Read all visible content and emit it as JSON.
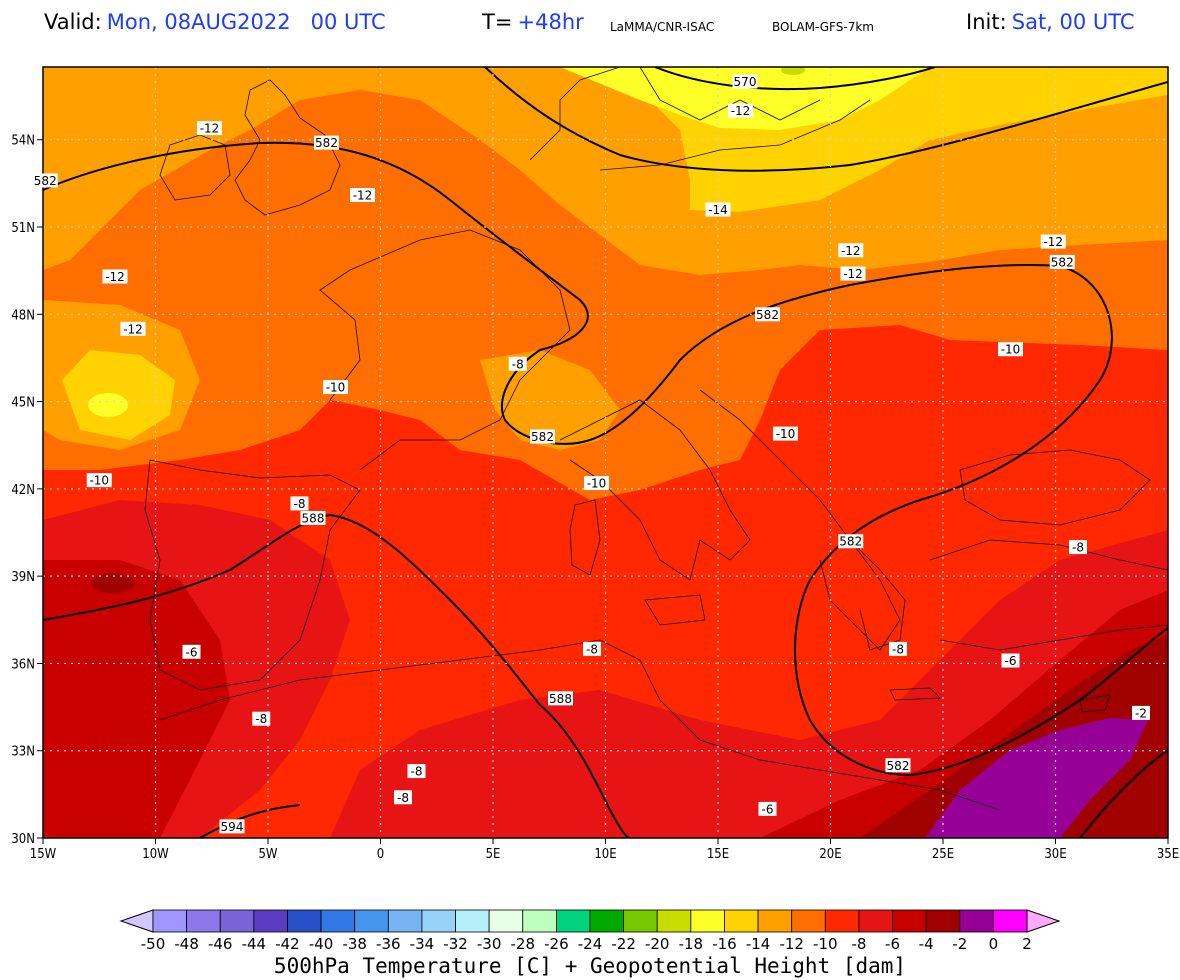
{
  "header": {
    "valid_label": "Valid:",
    "valid_value": "Mon, 08AUG2022   00 UTC",
    "lead_label": "T=",
    "lead_value": "+48hr",
    "source": "LaMMA/CNR-ISAC",
    "model": "BOLAM-GFS-7km",
    "init_label": "Init:",
    "init_value": "Sat, 00 UTC"
  },
  "map": {
    "lon_range": [
      -15,
      35
    ],
    "lat_range": [
      30,
      56.5
    ],
    "lon_ticks": [
      "15W",
      "10W",
      "5W",
      "0",
      "5E",
      "10E",
      "15E",
      "20E",
      "25E",
      "30E",
      "35E"
    ],
    "lat_ticks": [
      "30N",
      "33N",
      "36N",
      "39N",
      "42N",
      "45N",
      "48N",
      "51N",
      "54N"
    ],
    "grid": "dotted",
    "temperature_labels": [
      {
        "text": "-12",
        "lon": -7.6,
        "lat": 54.4
      },
      {
        "text": "-12",
        "lon": -0.8,
        "lat": 52.1
      },
      {
        "text": "-12",
        "lon": -11.8,
        "lat": 49.3
      },
      {
        "text": "-12",
        "lon": -11.0,
        "lat": 47.5
      },
      {
        "text": "-10",
        "lon": -2.0,
        "lat": 45.5
      },
      {
        "text": "-10",
        "lon": -12.5,
        "lat": 42.3
      },
      {
        "text": "-8",
        "lon": -3.6,
        "lat": 41.5
      },
      {
        "text": "-8",
        "lon": 6.1,
        "lat": 46.3
      },
      {
        "text": "-10",
        "lon": 9.6,
        "lat": 42.2
      },
      {
        "text": "-10",
        "lon": 18.0,
        "lat": 43.9
      },
      {
        "text": "-10",
        "lon": 28.0,
        "lat": 46.8
      },
      {
        "text": "-12",
        "lon": 16.0,
        "lat": 55.0
      },
      {
        "text": "-14",
        "lon": 15.0,
        "lat": 51.6
      },
      {
        "text": "-12",
        "lon": 20.9,
        "lat": 50.2
      },
      {
        "text": "-12",
        "lon": 21.0,
        "lat": 49.4
      },
      {
        "text": "-12",
        "lon": 29.9,
        "lat": 50.5
      },
      {
        "text": "-8",
        "lon": 31.0,
        "lat": 40.0
      },
      {
        "text": "-6",
        "lon": -8.4,
        "lat": 36.4
      },
      {
        "text": "-8",
        "lon": 9.4,
        "lat": 36.5
      },
      {
        "text": "-8",
        "lon": 23.0,
        "lat": 36.5
      },
      {
        "text": "-6",
        "lon": 28.0,
        "lat": 36.1
      },
      {
        "text": "-8",
        "lon": -5.3,
        "lat": 34.1
      },
      {
        "text": "-2",
        "lon": 33.8,
        "lat": 34.3
      },
      {
        "text": "-8",
        "lon": 1.6,
        "lat": 32.3
      },
      {
        "text": "-8",
        "lon": 1.0,
        "lat": 31.4
      },
      {
        "text": "-6",
        "lon": 17.2,
        "lat": 31.0
      }
    ],
    "height_labels": [
      {
        "text": "582",
        "lon": -14.9,
        "lat": 52.6
      },
      {
        "text": "582",
        "lon": -2.4,
        "lat": 53.9
      },
      {
        "text": "570",
        "lon": 16.2,
        "lat": 56.0
      },
      {
        "text": "582",
        "lon": 7.2,
        "lat": 43.8
      },
      {
        "text": "582",
        "lon": 17.2,
        "lat": 48.0
      },
      {
        "text": "582",
        "lon": 30.3,
        "lat": 49.8
      },
      {
        "text": "588",
        "lon": -3.0,
        "lat": 41.0
      },
      {
        "text": "582",
        "lon": 20.9,
        "lat": 40.2
      },
      {
        "text": "588",
        "lon": 8.0,
        "lat": 34.8
      },
      {
        "text": "582",
        "lon": 23.0,
        "lat": 32.5
      },
      {
        "text": "594",
        "lon": -6.6,
        "lat": 30.4
      }
    ]
  },
  "colorbar": {
    "labels": [
      "-50",
      "-48",
      "-46",
      "-44",
      "-42",
      "-40",
      "-38",
      "-36",
      "-34",
      "-32",
      "-30",
      "-28",
      "-26",
      "-24",
      "-22",
      "-20",
      "-18",
      "-16",
      "-14",
      "-12",
      "-10",
      "-8",
      "-6",
      "-4",
      "-2",
      "0",
      "2"
    ],
    "colors": [
      "#a096ff",
      "#8c78eb",
      "#7864d7",
      "#5a3cc3",
      "#2850c8",
      "#3278e6",
      "#4696f0",
      "#78b4f5",
      "#96d2fa",
      "#b4f0fa",
      "#e6ffe6",
      "#beffbe",
      "#00d27d",
      "#00aa00",
      "#78c800",
      "#c8dc00",
      "#ffff28",
      "#ffd200",
      "#ffa000",
      "#ff6e00",
      "#ff2800",
      "#e61414",
      "#c80000",
      "#a00000",
      "#960096",
      "#ff00ff"
    ],
    "low_color": "#d2c8ff",
    "high_color": "#ffaaff",
    "title": "500hPa Temperature [C] + Geopotential Height [dam]"
  }
}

*-*-*

[Written instruction]:
Leave the pictures out and reproduce all of the records exactly.

[Worked answer]:
Read all visible content and emit it as JSON.
{
  "header": {
    "valid_label": "Valid:",
    "valid_value": "Mon, 08AUG2022   00 UTC",
    "lead_label": "T=",
    "lead_value": "+48hr",
    "source": "LaMMA/CNR-ISAC",
    "model": "BOLAM-GFS-7km",
    "init_label": "Init:",
    "init_value": "Sat, 00 UTC"
  },
  "map": {
    "lon_range": [
      -15,
      35
    ],
    "lat_range": [
      30,
      56.5
    ],
    "lon_ticks": [
      "15W",
      "10W",
      "5W",
      "0",
      "5E",
      "10E",
      "15E",
      "20E",
      "25E",
      "30E",
      "35E"
    ],
    "lat_ticks": [
      "30N",
      "33N",
      "36N",
      "39N",
      "42N",
      "45N",
      "48N",
      "51N",
      "54N"
    ],
    "grid": "dotted",
    "temperature_labels": [
      {
        "text": "-12",
        "lon": -7.6,
        "lat": 54.4
      },
      {
        "text": "-12",
        "lon": -0.8,
        "lat": 52.1
      },
      {
        "text": "-12",
        "lon": -11.8,
        "lat": 49.3
      },
      {
        "text": "-12",
        "lon": -11.0,
        "lat": 47.5
      },
      {
        "text": "-10",
        "lon": -2.0,
        "lat": 45.5
      },
      {
        "text": "-10",
        "lon": -12.5,
        "lat": 42.3
      },
      {
        "text": "-8",
        "lon": -3.6,
        "lat": 41.5
      },
      {
        "text": "-8",
        "lon": 6.1,
        "lat": 46.3
      },
      {
        "text": "-10",
        "lon": 9.6,
        "lat": 42.2
      },
      {
        "text": "-10",
        "lon": 18.0,
        "lat": 43.9
      },
      {
        "text": "-10",
        "lon": 28.0,
        "lat": 46.8
      },
      {
        "text": "-12",
        "lon": 16.0,
        "lat": 55.0
      },
      {
        "text": "-14",
        "lon": 15.0,
        "lat": 51.6
      },
      {
        "text": "-12",
        "lon": 20.9,
        "lat": 50.2
      },
      {
        "text": "-12",
        "lon": 21.0,
        "lat": 49.4
      },
      {
        "text": "-12",
        "lon": 29.9,
        "lat": 50.5
      },
      {
        "text": "-8",
        "lon": 31.0,
        "lat": 40.0
      },
      {
        "text": "-6",
        "lon": -8.4,
        "lat": 36.4
      },
      {
        "text": "-8",
        "lon": 9.4,
        "lat": 36.5
      },
      {
        "text": "-8",
        "lon": 23.0,
        "lat": 36.5
      },
      {
        "text": "-6",
        "lon": 28.0,
        "lat": 36.1
      },
      {
        "text": "-8",
        "lon": -5.3,
        "lat": 34.1
      },
      {
        "text": "-2",
        "lon": 33.8,
        "lat": 34.3
      },
      {
        "text": "-8",
        "lon": 1.6,
        "lat": 32.3
      },
      {
        "text": "-8",
        "lon": 1.0,
        "lat": 31.4
      },
      {
        "text": "-6",
        "lon": 17.2,
        "lat": 31.0
      }
    ],
    "height_labels": [
      {
        "text": "582",
        "lon": -14.9,
        "lat": 52.6
      },
      {
        "text": "582",
        "lon": -2.4,
        "lat": 53.9
      },
      {
        "text": "570",
        "lon": 16.2,
        "lat": 56.0
      },
      {
        "text": "582",
        "lon": 7.2,
        "lat": 43.8
      },
      {
        "text": "582",
        "lon": 17.2,
        "lat": 48.0
      },
      {
        "text": "582",
        "lon": 30.3,
        "lat": 49.8
      },
      {
        "text": "588",
        "lon": -3.0,
        "lat": 41.0
      },
      {
        "text": "582",
        "lon": 20.9,
        "lat": 40.2
      },
      {
        "text": "588",
        "lon": 8.0,
        "lat": 34.8
      },
      {
        "text": "582",
        "lon": 23.0,
        "lat": 32.5
      },
      {
        "text": "594",
        "lon": -6.6,
        "lat": 30.4
      }
    ]
  },
  "colorbar": {
    "labels": [
      "-50",
      "-48",
      "-46",
      "-44",
      "-42",
      "-40",
      "-38",
      "-36",
      "-34",
      "-32",
      "-30",
      "-28",
      "-26",
      "-24",
      "-22",
      "-20",
      "-18",
      "-16",
      "-14",
      "-12",
      "-10",
      "-8",
      "-6",
      "-4",
      "-2",
      "0",
      "2"
    ],
    "colors": [
      "#a096ff",
      "#8c78eb",
      "#7864d7",
      "#5a3cc3",
      "#2850c8",
      "#3278e6",
      "#4696f0",
      "#78b4f5",
      "#96d2fa",
      "#b4f0fa",
      "#e6ffe6",
      "#beffbe",
      "#00d27d",
      "#00aa00",
      "#78c800",
      "#c8dc00",
      "#ffff28",
      "#ffd200",
      "#ffa000",
      "#ff6e00",
      "#ff2800",
      "#e61414",
      "#c80000",
      "#a00000",
      "#960096",
      "#ff00ff"
    ],
    "low_color": "#d2c8ff",
    "high_color": "#ffaaff",
    "title": "500hPa Temperature [C] + Geopotential Height [dam]"
  }
}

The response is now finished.